> Exercise description:
Below is a set of records; print all of them exactly as written.

----- Supplied data -----

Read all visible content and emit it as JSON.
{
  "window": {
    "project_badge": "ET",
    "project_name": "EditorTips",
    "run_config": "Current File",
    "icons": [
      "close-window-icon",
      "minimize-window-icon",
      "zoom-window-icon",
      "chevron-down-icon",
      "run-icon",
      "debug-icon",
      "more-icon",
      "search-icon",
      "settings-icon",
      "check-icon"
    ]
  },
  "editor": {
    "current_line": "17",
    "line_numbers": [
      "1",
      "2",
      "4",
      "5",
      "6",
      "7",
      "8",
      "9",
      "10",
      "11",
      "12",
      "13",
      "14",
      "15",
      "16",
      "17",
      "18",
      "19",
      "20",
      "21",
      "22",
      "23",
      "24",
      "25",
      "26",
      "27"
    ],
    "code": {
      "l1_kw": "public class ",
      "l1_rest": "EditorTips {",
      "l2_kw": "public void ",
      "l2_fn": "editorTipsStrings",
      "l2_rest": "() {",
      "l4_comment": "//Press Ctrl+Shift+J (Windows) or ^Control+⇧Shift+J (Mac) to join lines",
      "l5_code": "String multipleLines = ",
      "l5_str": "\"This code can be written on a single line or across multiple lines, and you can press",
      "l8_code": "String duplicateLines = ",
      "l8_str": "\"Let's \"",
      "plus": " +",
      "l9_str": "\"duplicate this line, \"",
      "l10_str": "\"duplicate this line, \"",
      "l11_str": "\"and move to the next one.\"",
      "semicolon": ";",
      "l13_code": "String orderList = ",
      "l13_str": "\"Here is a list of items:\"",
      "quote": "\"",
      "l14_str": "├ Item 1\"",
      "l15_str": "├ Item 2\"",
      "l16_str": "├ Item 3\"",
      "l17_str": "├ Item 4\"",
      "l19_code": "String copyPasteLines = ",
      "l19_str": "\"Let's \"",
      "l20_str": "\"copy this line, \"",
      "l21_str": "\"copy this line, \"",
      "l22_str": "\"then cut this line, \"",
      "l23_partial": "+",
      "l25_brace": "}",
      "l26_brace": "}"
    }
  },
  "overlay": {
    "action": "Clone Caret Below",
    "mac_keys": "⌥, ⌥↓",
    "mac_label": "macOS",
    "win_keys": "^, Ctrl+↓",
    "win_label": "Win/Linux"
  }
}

-----

> Result:
Read all visible content and emit it as JSON.
{
  "window": {
    "project_badge": "ET",
    "project_name": "EditorTips",
    "run_config": "Current File",
    "icons": [
      "close-window-icon",
      "minimize-window-icon",
      "zoom-window-icon",
      "chevron-down-icon",
      "run-icon",
      "debug-icon",
      "more-icon",
      "search-icon",
      "settings-icon",
      "check-icon"
    ]
  },
  "editor": {
    "current_line": "17",
    "line_numbers": [
      "1",
      "2",
      "4",
      "5",
      "6",
      "7",
      "8",
      "9",
      "10",
      "11",
      "12",
      "13",
      "14",
      "15",
      "16",
      "17",
      "18",
      "19",
      "20",
      "21",
      "22",
      "23",
      "24",
      "25",
      "26",
      "27"
    ],
    "code": {
      "l1_kw": "public class ",
      "l1_rest": "EditorTips {",
      "l2_kw": "public void ",
      "l2_fn": "editorTipsStrings",
      "l2_rest": "() {",
      "l4_comment": "//Press Ctrl+Shift+J (Windows) or ^Control+⇧Shift+J (Mac) to join lines",
      "l5_code": "String multipleLines = ",
      "l5_str": "\"This code can be written on a single line or across multiple lines, and you can press",
      "l8_code": "String duplicateLines = ",
      "l8_str": "\"Let's \"",
      "plus": " +",
      "l9_str": "\"duplicate this line, \"",
      "l10_str": "\"duplicate this line, \"",
      "l11_str": "\"and move to the next one.\"",
      "semicolon": ";",
      "l13_code": "String orderList = ",
      "l13_str": "\"Here is a list of items:\"",
      "quote": "\"",
      "l14_str": "├ Item 1\"",
      "l15_str": "├ Item 2\"",
      "l16_str": "├ Item 3\"",
      "l17_str": "├ Item 4\"",
      "l19_code": "String copyPasteLines = ",
      "l19_str": "\"Let's \"",
      "l20_str": "\"copy this line, \"",
      "l21_str": "\"copy this line, \"",
      "l22_str": "\"then cut this line, \"",
      "l23_partial": "+",
      "l25_brace": "}",
      "l26_brace": "}"
    }
  },
  "overlay": {
    "action": "Clone Caret Below",
    "mac_keys": "⌥, ⌥↓",
    "mac_label": "macOS",
    "win_keys": "^, Ctrl+↓",
    "win_label": "Win/Linux"
  }
}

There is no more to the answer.